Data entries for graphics
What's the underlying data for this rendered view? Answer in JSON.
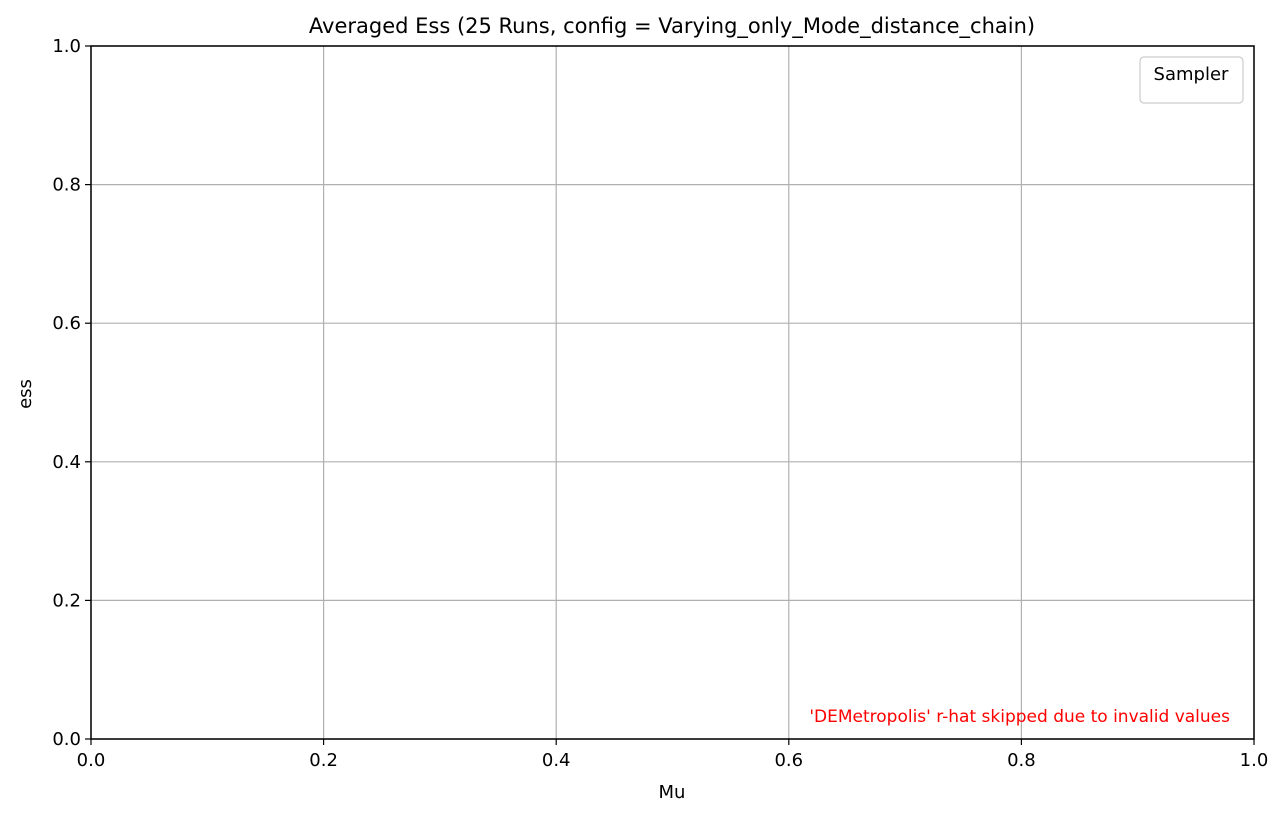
{
  "chart_data": {
    "type": "line",
    "title": "Averaged Ess (25 Runs, config = Varying_only_Mode_distance_chain)",
    "xlabel": "Mu",
    "ylabel": "ess",
    "xlim": [
      0.0,
      1.0
    ],
    "ylim": [
      0.0,
      1.0
    ],
    "x_ticks": [
      0.0,
      0.2,
      0.4,
      0.6,
      0.8,
      1.0
    ],
    "y_ticks": [
      0.0,
      0.2,
      0.4,
      0.6,
      0.8,
      1.0
    ],
    "x_tick_labels": [
      "0.0",
      "0.2",
      "0.4",
      "0.6",
      "0.8",
      "1.0"
    ],
    "y_tick_labels": [
      "0.0",
      "0.2",
      "0.4",
      "0.6",
      "0.8",
      "1.0"
    ],
    "grid": true,
    "series": [],
    "legend": {
      "title": "Sampler",
      "placement": "top-right",
      "entries": []
    },
    "annotations": [
      {
        "text": "'DEMetropolis' r-hat skipped due to invalid values",
        "color": "#ff0000",
        "placement": "bottom-right"
      }
    ]
  }
}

» **TASK DIRECTIONS**:
Across the records, count the lines holding the string "placement". Give the number and stop.

» **TASK SOLUTION**:
2